**What you need to do**: What is the number of lines in these entries that include "peak"? Write that number and no other text.

**Dataset content**:
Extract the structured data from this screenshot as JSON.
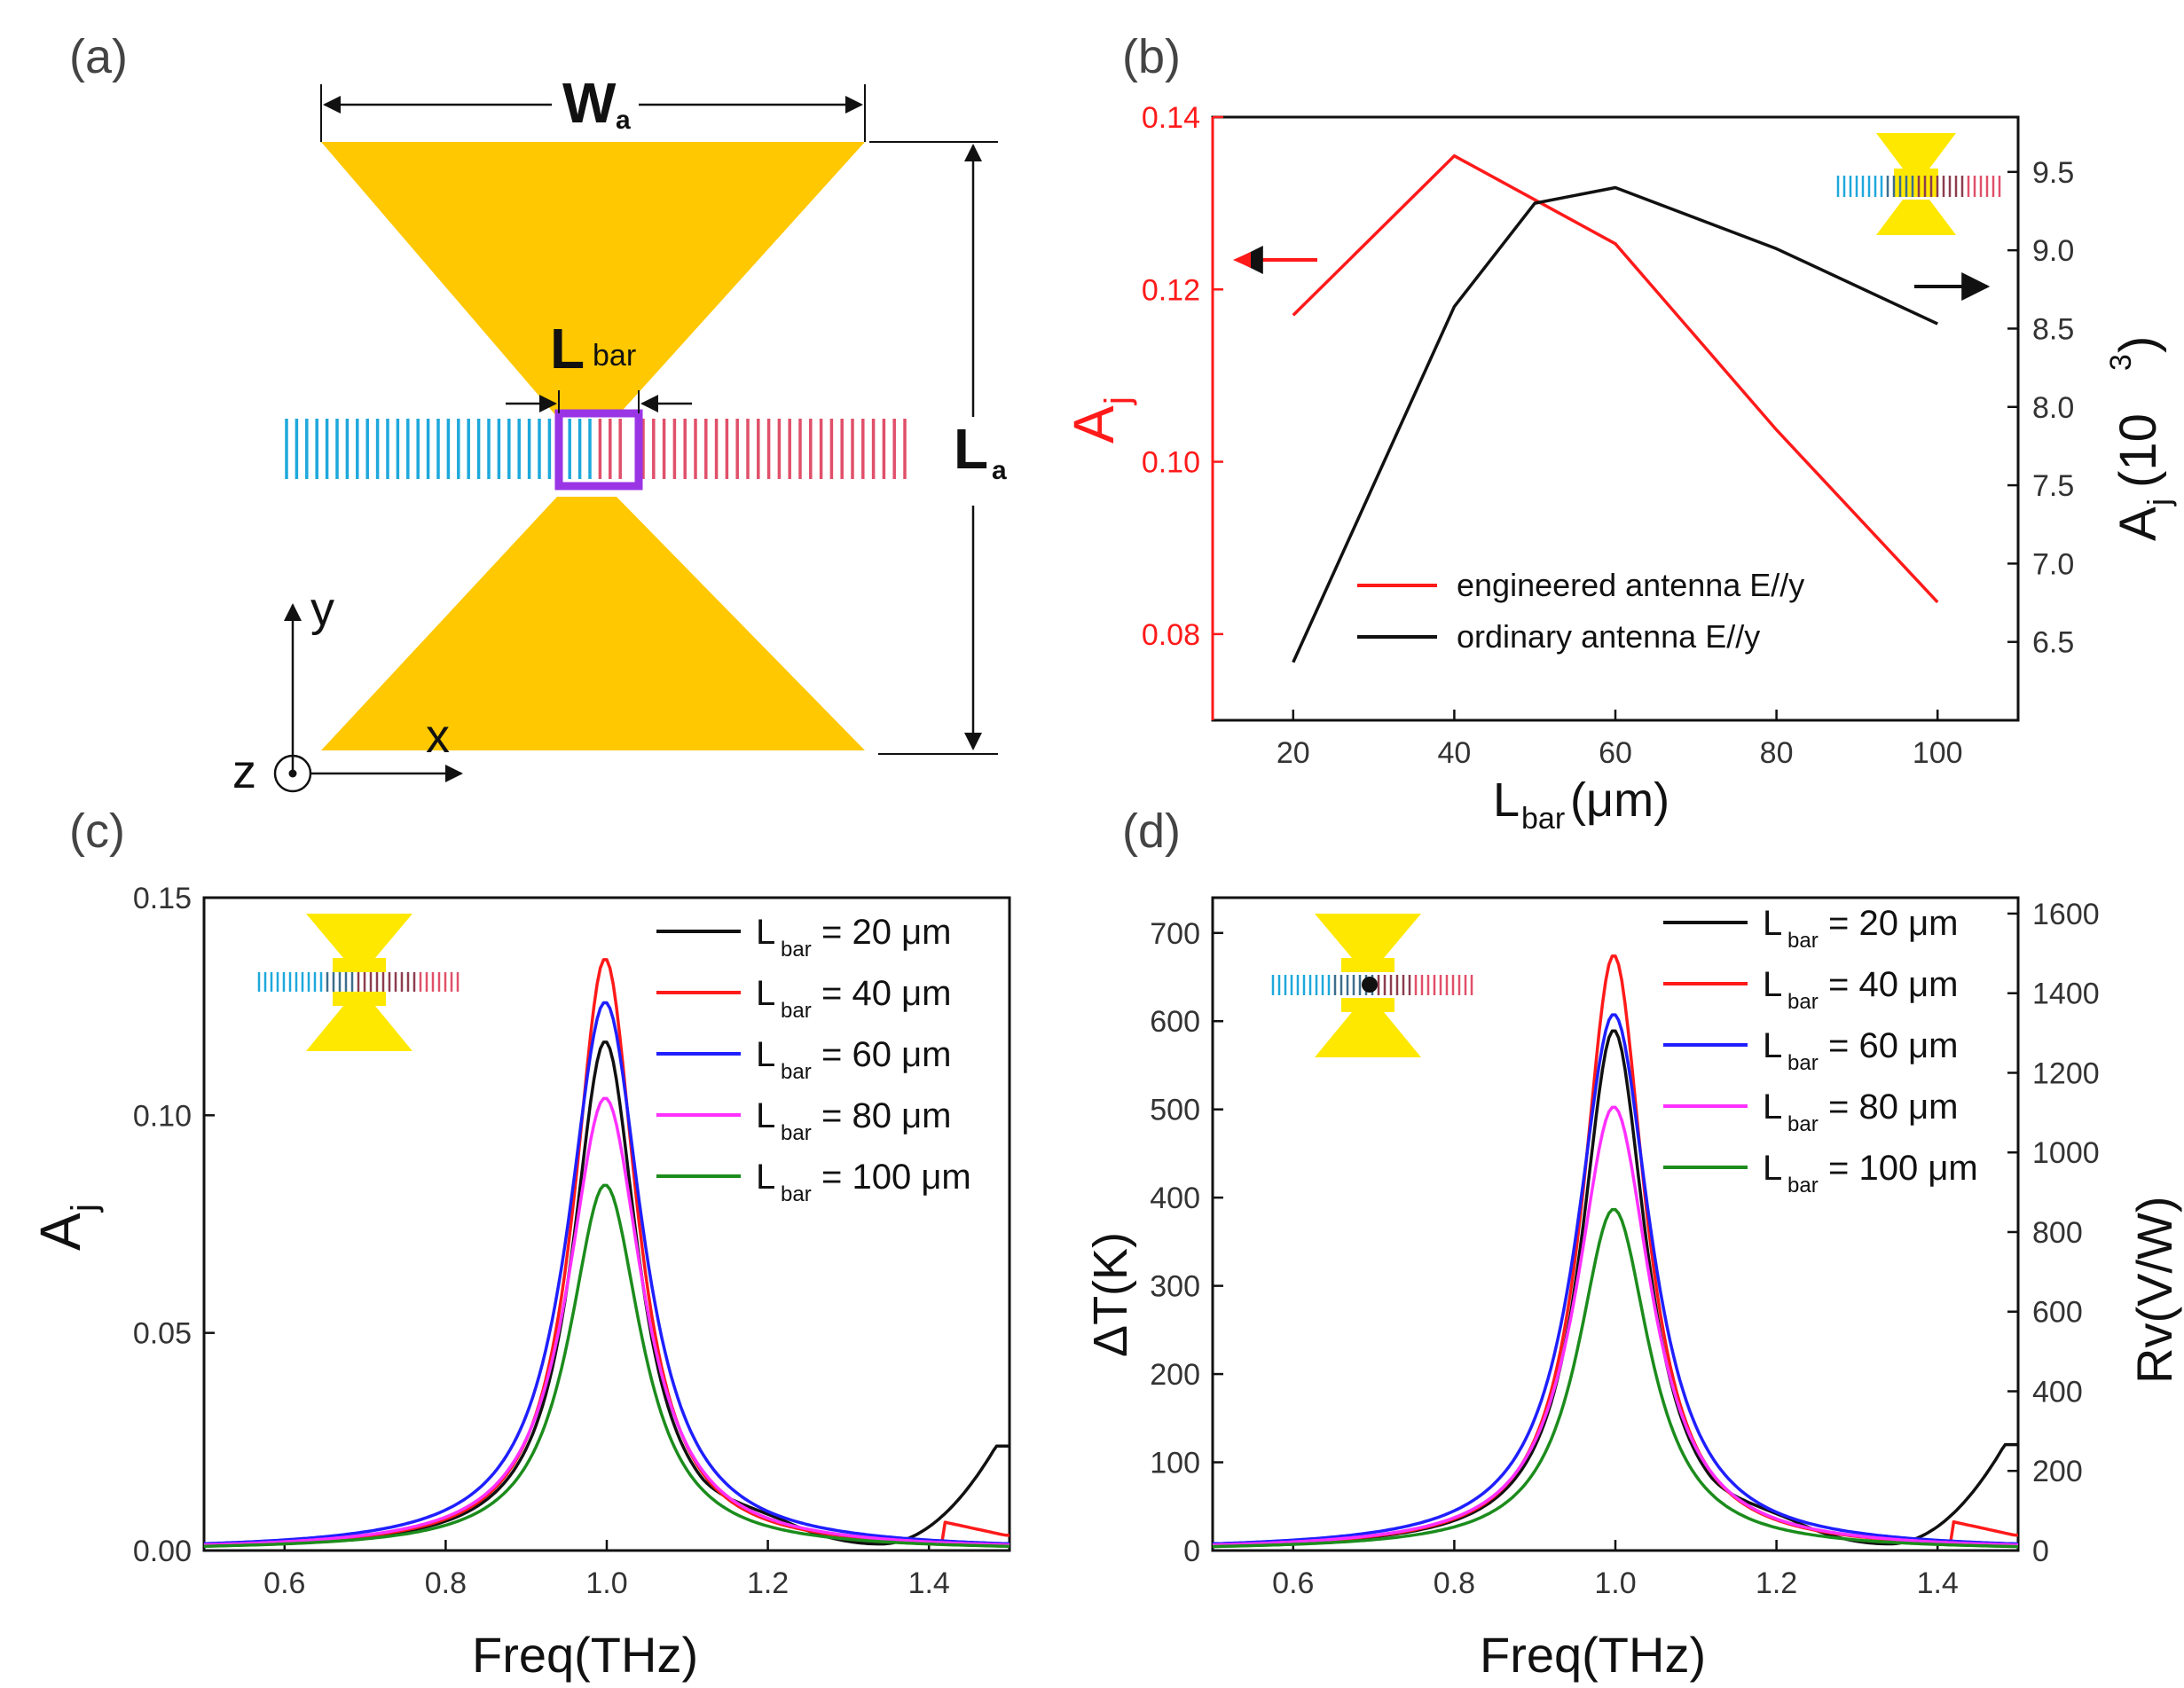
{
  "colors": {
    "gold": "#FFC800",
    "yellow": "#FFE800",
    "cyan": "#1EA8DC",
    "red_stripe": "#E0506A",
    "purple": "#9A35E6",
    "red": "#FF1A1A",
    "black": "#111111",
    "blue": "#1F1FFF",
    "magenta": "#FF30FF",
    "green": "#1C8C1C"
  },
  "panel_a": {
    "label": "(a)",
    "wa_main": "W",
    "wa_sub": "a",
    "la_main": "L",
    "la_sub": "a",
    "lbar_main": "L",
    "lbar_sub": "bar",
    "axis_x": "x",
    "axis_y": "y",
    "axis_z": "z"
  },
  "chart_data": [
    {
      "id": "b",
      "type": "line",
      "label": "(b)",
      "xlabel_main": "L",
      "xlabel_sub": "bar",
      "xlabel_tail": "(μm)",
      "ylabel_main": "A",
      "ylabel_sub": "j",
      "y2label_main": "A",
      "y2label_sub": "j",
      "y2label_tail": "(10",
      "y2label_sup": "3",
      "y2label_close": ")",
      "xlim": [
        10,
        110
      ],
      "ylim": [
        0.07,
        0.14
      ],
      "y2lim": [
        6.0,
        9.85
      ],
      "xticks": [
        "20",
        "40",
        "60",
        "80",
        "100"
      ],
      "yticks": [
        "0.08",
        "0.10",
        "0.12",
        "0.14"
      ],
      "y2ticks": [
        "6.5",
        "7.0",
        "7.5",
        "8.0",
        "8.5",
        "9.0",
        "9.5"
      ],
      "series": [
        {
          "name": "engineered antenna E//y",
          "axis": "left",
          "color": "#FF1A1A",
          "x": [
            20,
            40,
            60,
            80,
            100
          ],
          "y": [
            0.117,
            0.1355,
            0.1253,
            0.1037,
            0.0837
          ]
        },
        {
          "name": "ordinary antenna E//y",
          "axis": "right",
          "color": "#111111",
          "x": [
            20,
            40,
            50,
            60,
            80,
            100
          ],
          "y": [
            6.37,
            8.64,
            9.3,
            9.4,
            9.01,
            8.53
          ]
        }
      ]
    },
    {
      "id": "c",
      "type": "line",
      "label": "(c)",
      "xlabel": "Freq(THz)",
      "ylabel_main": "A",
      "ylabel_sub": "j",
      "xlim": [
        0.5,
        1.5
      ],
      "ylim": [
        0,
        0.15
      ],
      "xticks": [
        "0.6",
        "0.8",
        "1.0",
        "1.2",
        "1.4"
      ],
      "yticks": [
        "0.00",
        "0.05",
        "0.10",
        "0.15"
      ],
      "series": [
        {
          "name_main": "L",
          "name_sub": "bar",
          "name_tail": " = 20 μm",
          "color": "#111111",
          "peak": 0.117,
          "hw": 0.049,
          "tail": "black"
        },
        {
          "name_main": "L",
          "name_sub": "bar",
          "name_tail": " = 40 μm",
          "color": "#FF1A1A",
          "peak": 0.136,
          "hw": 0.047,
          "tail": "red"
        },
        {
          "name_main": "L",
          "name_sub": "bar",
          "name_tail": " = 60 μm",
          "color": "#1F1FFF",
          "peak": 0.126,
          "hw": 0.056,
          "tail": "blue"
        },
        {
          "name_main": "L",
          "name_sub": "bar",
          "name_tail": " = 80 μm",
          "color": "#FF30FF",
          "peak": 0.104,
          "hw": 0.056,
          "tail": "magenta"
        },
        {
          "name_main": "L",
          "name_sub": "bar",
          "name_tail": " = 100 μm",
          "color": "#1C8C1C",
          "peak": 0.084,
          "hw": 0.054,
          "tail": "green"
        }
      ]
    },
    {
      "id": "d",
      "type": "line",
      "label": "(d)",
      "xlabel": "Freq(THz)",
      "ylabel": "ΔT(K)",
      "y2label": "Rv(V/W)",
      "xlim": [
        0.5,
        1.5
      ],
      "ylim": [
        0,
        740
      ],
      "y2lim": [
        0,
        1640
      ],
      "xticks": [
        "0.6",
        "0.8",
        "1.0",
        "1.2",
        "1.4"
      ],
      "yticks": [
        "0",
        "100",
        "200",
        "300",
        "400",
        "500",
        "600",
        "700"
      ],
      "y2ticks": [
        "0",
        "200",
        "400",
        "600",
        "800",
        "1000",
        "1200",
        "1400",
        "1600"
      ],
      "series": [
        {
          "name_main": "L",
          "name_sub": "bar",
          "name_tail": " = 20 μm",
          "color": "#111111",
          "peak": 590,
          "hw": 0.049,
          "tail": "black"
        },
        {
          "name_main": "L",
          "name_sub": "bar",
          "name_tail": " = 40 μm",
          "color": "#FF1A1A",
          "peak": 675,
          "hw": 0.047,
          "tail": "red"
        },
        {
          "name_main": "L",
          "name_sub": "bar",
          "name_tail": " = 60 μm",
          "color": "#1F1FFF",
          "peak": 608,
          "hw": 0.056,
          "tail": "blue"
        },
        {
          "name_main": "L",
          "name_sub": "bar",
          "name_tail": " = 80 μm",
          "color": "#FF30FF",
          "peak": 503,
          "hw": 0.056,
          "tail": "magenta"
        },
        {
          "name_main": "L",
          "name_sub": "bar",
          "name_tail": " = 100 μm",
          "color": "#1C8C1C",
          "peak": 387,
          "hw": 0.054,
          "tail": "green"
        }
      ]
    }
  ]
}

---

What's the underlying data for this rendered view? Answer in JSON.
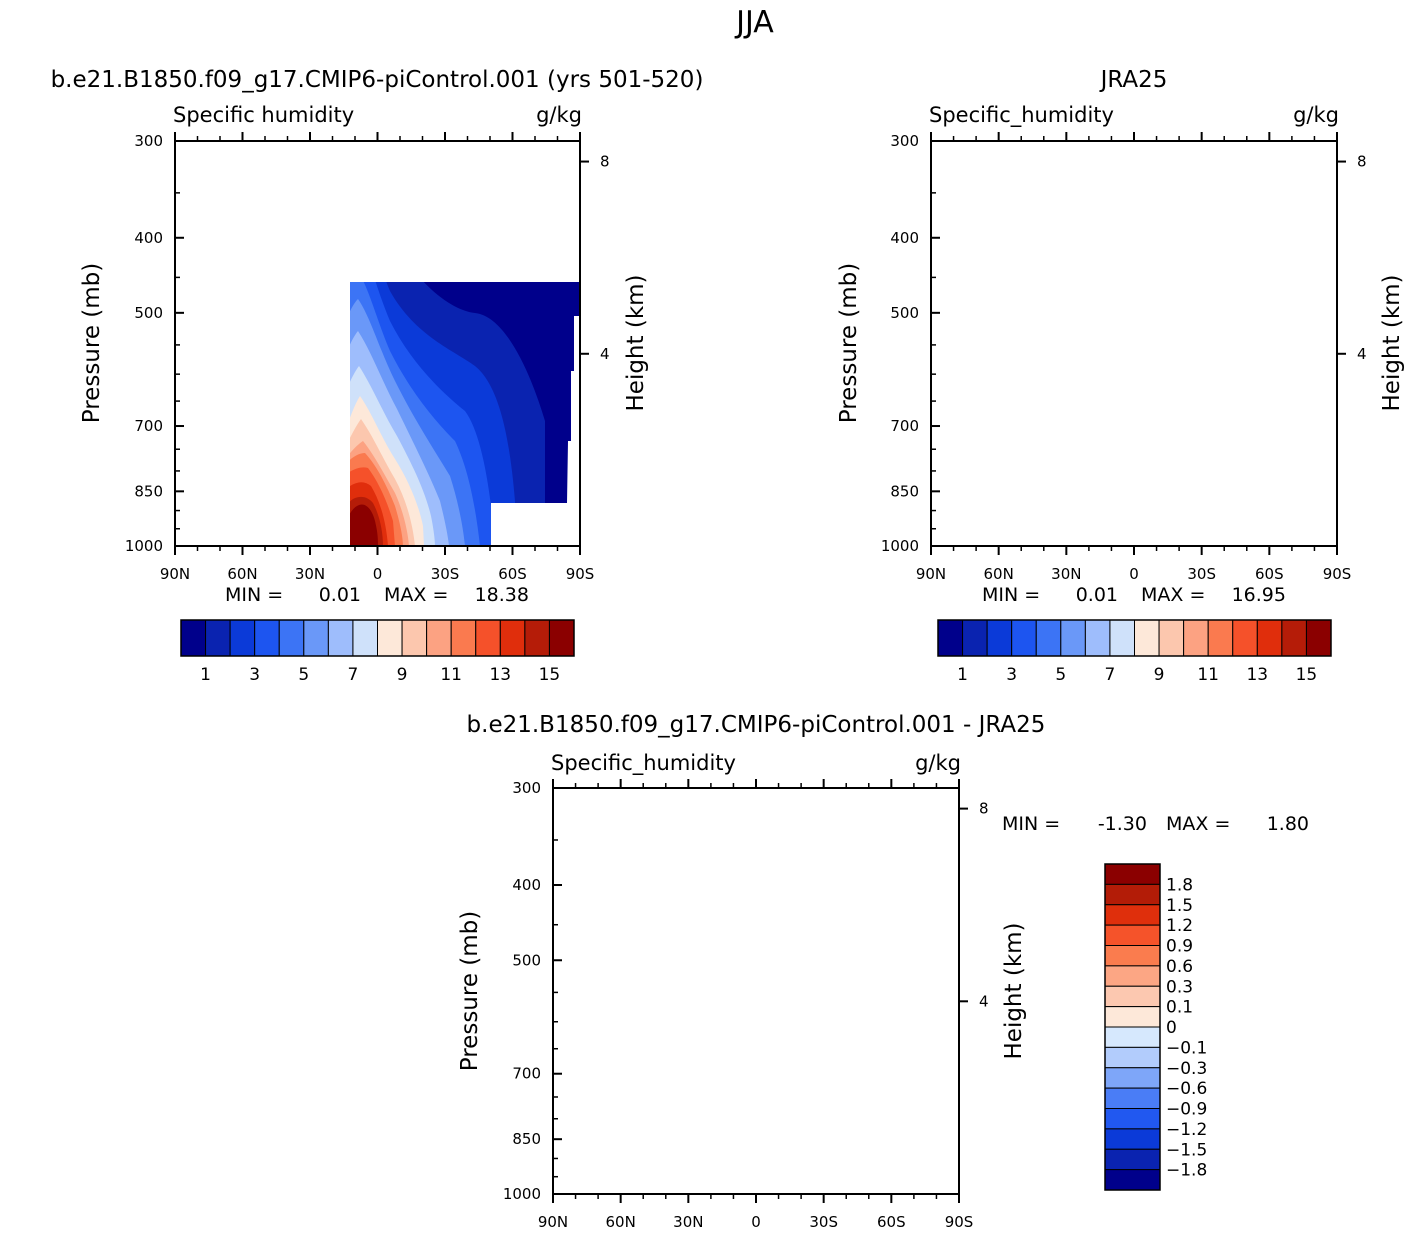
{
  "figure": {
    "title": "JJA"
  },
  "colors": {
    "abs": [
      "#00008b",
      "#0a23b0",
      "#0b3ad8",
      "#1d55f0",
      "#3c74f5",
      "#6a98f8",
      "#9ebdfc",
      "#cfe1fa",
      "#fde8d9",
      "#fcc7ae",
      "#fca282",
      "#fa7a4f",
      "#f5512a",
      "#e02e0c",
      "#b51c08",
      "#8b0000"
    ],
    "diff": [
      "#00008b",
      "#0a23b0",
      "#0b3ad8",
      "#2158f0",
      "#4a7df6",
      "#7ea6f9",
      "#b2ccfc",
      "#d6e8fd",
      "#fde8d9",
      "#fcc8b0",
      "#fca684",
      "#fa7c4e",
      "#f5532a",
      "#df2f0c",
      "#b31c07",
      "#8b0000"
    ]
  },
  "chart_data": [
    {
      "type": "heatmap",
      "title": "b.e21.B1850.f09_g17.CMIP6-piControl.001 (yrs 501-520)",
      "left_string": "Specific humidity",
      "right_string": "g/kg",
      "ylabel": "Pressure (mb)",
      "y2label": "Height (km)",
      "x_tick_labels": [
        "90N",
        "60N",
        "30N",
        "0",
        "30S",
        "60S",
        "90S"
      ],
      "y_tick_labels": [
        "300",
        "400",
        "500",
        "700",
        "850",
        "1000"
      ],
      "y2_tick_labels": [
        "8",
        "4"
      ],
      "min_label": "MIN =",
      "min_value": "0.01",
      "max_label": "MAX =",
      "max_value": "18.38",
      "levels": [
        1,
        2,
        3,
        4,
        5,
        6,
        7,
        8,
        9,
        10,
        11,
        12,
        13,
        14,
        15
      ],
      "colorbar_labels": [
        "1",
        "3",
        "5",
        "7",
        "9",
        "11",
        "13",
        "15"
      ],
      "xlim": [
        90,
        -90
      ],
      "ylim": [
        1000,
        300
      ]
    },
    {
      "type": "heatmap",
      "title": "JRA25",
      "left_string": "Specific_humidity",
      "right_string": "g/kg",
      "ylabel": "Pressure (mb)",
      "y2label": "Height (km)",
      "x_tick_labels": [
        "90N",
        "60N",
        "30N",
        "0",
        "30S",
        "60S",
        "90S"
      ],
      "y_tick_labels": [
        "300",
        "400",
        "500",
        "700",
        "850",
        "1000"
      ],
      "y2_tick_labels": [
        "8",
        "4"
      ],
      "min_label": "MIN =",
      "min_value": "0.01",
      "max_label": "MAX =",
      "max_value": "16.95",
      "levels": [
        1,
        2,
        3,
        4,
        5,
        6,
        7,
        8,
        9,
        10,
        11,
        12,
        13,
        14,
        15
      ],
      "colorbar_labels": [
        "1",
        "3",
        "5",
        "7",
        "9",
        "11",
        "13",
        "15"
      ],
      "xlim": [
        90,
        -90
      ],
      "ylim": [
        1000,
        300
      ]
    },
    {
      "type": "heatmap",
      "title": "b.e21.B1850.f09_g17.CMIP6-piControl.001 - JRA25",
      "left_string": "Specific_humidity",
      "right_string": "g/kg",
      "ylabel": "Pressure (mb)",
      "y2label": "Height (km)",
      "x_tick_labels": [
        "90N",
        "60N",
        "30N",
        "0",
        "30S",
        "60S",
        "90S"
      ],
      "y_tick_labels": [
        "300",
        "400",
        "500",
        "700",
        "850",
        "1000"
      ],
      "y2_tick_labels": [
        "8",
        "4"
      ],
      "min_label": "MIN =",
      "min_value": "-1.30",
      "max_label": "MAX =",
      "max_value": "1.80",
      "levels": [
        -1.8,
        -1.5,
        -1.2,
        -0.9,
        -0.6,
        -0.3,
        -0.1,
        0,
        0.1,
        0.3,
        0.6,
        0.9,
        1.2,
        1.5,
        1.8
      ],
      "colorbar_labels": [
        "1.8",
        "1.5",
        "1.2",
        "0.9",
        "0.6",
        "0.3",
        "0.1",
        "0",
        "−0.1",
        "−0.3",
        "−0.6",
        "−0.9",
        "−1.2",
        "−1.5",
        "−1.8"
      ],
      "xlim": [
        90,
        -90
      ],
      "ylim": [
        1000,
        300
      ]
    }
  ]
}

* * *

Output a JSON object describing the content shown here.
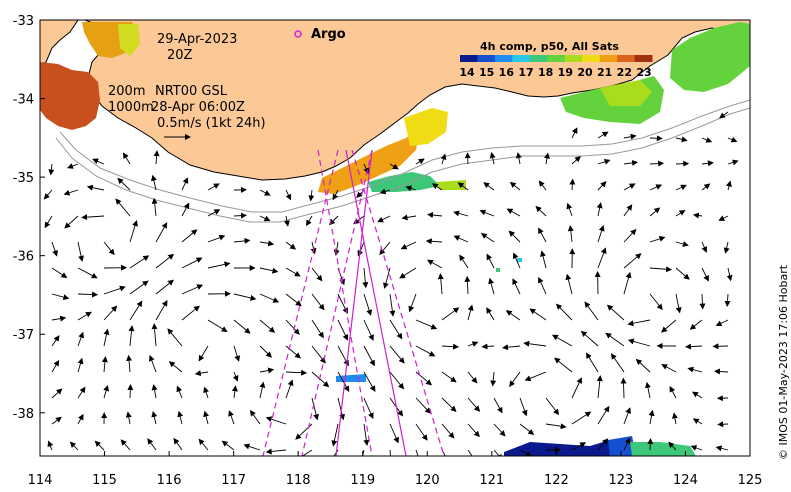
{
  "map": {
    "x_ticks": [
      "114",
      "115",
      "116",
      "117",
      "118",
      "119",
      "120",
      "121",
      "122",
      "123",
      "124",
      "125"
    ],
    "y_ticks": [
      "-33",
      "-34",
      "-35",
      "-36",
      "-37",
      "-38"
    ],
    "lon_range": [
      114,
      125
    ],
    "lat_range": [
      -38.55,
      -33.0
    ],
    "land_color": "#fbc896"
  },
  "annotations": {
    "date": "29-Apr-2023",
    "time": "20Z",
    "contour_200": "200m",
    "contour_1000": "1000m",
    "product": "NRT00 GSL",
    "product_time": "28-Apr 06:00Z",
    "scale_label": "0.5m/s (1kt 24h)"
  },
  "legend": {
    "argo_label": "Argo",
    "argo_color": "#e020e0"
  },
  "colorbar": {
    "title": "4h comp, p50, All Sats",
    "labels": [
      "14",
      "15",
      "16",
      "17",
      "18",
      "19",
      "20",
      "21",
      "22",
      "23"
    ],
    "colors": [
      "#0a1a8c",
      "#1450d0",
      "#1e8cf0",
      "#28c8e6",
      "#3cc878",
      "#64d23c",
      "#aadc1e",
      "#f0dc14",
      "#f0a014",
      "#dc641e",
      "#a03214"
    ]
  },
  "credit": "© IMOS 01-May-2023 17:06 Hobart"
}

**Task result**: 10